課題一覧 |
1. 本文によると、坂本龍馬が亀山社中の解散を決意したのはなぜか。1～3文で説明せよ。
2. レコードの先頭から始まり「- square-b3: [353, 739, 506, 846]」を含む行で終わる範囲(両端を含む)について、「piece-shadow」を「piece-drop-shadow」に置き換え、それ以外は変えずに再掲せよ。

本文 |
-.-.-

「幕府に打撃を与えつつ、自分たちは大儲け」坂本龍馬が実行寸前まで進めていた驚きの奇策
プレジデントオンライン / 2021年11月23日 10時15分
※本稿は、河合敦著『関所で読みとく日本史』(KAWADE夢新書)の一部を再編集したものです。
■日本に巨大な利権を生み出した「海の関所」
箱根や白河など、よく耳にする関所は「陸の上」にあるのでそういうものだと思われがちだが、敵の侵入を防いだり、怪しい者を臨検したり、金銭を徴収したりするものを「関所」と呼ぶならば、海から陸へ上がる港湾にも多くの関所が存在した。
すでに古代から重要な港湾(津)には、兵士が派遣され、常に不審な船を臨検し、怪しい者については取り調べをしていたことがわかっている。
さらに中世になると、港湾の支配者は、入港してくる船から港(津)の使用料を徴収した。その金銭の呼び方はさまざまだが、一般的には「津料(つりょう)」と呼んでいる。
ただ、朝廷や幕府がそれを公認しておらず、勝手に現地の有力者が徴収するケースが多かった。中世で最も栄えた海の関所は、摂津国兵庫津におかれた兵庫関だが、そこで徴収された津料は、東大寺や興福寺など有力寺院の懐を潤したことがわかっている。
大島延次郎氏によれば、「地方の豪族も加わり後には京都の等持寺、相国寺、北野社なども、兵庫関の利権を得ようと介入した」『関所その歴史と実態』(新人物往来社)という。まさに利権に群がるアリである。
これは兵庫関に限った話ではない。栄えている港のほとんどを寺社が管理するようになり、津料を徴収した。
のちには戦国大名も港の利権に目を付け、領地を拡大していく過程でその経済力を吸収して財力を伸ばした。織田信長の祖父信定や父信秀は港町・門前町として栄えていた津島(愛知県西部)を支配下におき、織田家を豊かにしたといわれる。
■奇抜プランの発端は「亀山社中」の経営危機
権力者が海の関所をいかに重要視していたかを理解していただいたところで、表題に移ろう。
坂本龍馬がつくった、日本で最初の商社といえば亀山社中だ。亀山社中は慶応元(1865)年に結成された浪士結社・貿易結社だが、龍馬はその解散を決意したことがあった。その理由は、不運が続いて経済的に苦しくなったからだ。
つまずきは、ワイルウェフ号の遭難だった。

-.-.-

元のレコード |
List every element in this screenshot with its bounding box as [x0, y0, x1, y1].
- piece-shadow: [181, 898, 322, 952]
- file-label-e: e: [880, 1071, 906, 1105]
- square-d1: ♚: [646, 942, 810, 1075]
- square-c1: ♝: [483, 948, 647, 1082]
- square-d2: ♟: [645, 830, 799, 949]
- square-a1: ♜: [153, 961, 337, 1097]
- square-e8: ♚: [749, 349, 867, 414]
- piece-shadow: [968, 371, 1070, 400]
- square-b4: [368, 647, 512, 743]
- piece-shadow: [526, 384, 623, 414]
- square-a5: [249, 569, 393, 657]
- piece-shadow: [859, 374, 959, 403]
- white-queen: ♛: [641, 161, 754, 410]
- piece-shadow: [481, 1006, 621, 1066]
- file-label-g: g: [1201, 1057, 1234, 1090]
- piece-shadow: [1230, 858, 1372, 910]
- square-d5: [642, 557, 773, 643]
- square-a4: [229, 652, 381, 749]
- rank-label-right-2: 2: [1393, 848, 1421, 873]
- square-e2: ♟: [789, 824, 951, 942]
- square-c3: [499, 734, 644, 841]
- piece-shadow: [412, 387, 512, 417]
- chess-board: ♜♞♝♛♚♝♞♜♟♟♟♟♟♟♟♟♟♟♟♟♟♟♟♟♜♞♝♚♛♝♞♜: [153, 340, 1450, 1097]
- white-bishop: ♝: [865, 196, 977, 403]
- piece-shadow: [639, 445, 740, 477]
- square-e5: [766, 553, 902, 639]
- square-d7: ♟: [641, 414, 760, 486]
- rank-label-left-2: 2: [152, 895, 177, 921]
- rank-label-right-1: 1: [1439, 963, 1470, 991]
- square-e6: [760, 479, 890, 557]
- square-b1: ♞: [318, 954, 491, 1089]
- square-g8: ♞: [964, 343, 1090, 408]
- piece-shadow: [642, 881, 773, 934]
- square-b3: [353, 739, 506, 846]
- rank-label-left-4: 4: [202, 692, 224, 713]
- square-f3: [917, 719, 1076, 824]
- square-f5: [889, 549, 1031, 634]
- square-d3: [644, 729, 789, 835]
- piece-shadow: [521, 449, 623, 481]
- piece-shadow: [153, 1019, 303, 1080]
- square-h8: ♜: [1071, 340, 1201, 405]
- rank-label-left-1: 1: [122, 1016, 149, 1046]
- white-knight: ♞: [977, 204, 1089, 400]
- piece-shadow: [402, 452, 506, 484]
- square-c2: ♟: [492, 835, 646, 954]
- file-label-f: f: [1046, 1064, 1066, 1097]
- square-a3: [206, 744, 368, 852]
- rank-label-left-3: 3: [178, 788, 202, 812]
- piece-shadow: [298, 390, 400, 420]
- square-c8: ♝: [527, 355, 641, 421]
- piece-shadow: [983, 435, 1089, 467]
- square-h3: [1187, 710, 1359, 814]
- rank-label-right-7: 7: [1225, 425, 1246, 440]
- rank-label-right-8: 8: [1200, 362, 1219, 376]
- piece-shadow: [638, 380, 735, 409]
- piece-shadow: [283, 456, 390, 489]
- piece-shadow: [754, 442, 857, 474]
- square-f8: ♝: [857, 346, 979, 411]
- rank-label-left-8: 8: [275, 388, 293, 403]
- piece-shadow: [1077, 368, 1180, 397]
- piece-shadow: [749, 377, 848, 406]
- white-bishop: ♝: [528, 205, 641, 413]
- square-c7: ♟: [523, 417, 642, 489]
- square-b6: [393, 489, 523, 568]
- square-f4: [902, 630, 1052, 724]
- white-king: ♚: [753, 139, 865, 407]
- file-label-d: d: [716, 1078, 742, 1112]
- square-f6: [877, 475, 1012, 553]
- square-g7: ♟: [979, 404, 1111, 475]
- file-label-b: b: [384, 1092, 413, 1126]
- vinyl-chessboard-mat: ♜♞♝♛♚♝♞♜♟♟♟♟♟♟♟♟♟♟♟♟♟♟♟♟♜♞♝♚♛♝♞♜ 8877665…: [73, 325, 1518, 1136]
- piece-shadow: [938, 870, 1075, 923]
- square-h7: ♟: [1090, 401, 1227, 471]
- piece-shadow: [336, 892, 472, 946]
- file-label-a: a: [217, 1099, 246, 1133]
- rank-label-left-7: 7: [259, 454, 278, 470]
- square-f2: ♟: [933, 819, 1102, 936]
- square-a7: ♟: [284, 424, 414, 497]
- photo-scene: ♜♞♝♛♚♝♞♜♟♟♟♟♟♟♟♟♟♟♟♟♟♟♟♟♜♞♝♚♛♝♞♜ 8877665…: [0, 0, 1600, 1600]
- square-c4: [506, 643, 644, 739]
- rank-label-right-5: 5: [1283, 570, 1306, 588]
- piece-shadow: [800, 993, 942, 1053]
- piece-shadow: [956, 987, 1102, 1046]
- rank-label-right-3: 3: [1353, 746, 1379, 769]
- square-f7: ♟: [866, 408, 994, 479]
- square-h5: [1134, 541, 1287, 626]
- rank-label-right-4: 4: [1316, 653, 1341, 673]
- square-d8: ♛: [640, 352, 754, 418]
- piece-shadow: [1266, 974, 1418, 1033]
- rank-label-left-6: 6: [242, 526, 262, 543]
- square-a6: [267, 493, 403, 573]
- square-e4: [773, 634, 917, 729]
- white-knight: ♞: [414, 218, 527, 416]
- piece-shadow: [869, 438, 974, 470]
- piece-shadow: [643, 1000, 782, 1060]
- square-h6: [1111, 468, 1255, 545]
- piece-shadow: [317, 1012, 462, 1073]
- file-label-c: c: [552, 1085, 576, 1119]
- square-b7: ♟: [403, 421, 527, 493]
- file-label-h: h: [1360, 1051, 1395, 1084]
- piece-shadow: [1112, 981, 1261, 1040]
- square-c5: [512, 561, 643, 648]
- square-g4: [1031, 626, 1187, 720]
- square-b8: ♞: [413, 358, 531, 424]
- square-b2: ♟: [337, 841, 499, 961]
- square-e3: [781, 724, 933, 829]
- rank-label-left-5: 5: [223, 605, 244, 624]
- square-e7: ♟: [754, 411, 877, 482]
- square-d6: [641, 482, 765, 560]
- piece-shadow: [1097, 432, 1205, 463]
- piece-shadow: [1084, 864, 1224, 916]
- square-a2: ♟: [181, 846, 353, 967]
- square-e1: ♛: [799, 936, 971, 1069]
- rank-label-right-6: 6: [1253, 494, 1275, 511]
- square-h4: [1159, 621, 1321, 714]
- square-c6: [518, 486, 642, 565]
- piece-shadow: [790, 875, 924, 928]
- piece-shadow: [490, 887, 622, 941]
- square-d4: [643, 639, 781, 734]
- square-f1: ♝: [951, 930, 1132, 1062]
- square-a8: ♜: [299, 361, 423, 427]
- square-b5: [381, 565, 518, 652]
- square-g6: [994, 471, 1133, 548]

-.-.-

各課題の解答 |
1. 不運が続き、亀山社中が経済的に苦しくなったためである。

2.
List every element in this screenshot with its bounding box as [x0, y0, x1, y1].
- piece-drop-shadow: [181, 898, 322, 952]
- file-label-e: e: [880, 1071, 906, 1105]
- square-d1: ♚: [646, 942, 810, 1075]
- square-c1: ♝: [483, 948, 647, 1082]
- square-d2: ♟: [645, 830, 799, 949]
- square-a1: ♜: [153, 961, 337, 1097]
- square-e8: ♚: [749, 349, 867, 414]
- piece-drop-shadow: [968, 371, 1070, 400]
- square-b4: [368, 647, 512, 743]
- piece-drop-shadow: [526, 384, 623, 414]
- square-a5: [249, 569, 393, 657]
- piece-drop-shadow: [859, 374, 959, 403]
- white-queen: ♛: [641, 161, 754, 410]
- piece-drop-shadow: [481, 1006, 621, 1066]
- file-label-g: g: [1201, 1057, 1234, 1090]
- piece-drop-shadow: [1230, 858, 1372, 910]
- square-d5: [642, 557, 773, 643]
- square-a4: [229, 652, 381, 749]
- rank-label-right-2: 2: [1393, 848, 1421, 873]
- square-e2: ♟: [789, 824, 951, 942]
- square-c3: [499, 734, 644, 841]
- piece-drop-shadow: [412, 387, 512, 417]
- chess-board: ♜♞♝♛♚♝♞♜♟♟♟♟♟♟♟♟♟♟♟♟♟♟♟♟♜♞♝♚♛♝♞♜: [153, 340, 1450, 1097]
- white-bishop: ♝: [865, 196, 977, 403]
- piece-drop-shadow: [639, 445, 740, 477]
- square-e5: [766, 553, 902, 639]
- square-d7: ♟: [641, 414, 760, 486]
- rank-label-left-2: 2: [152, 895, 177, 921]
- rank-label-right-1: 1: [1439, 963, 1470, 991]
- square-e6: [760, 479, 890, 557]
- square-b1: ♞: [318, 954, 491, 1089]
- square-g8: ♞: [964, 343, 1090, 408]
- piece-drop-shadow: [642, 881, 773, 934]
- square-b3: [353, 739, 506, 846]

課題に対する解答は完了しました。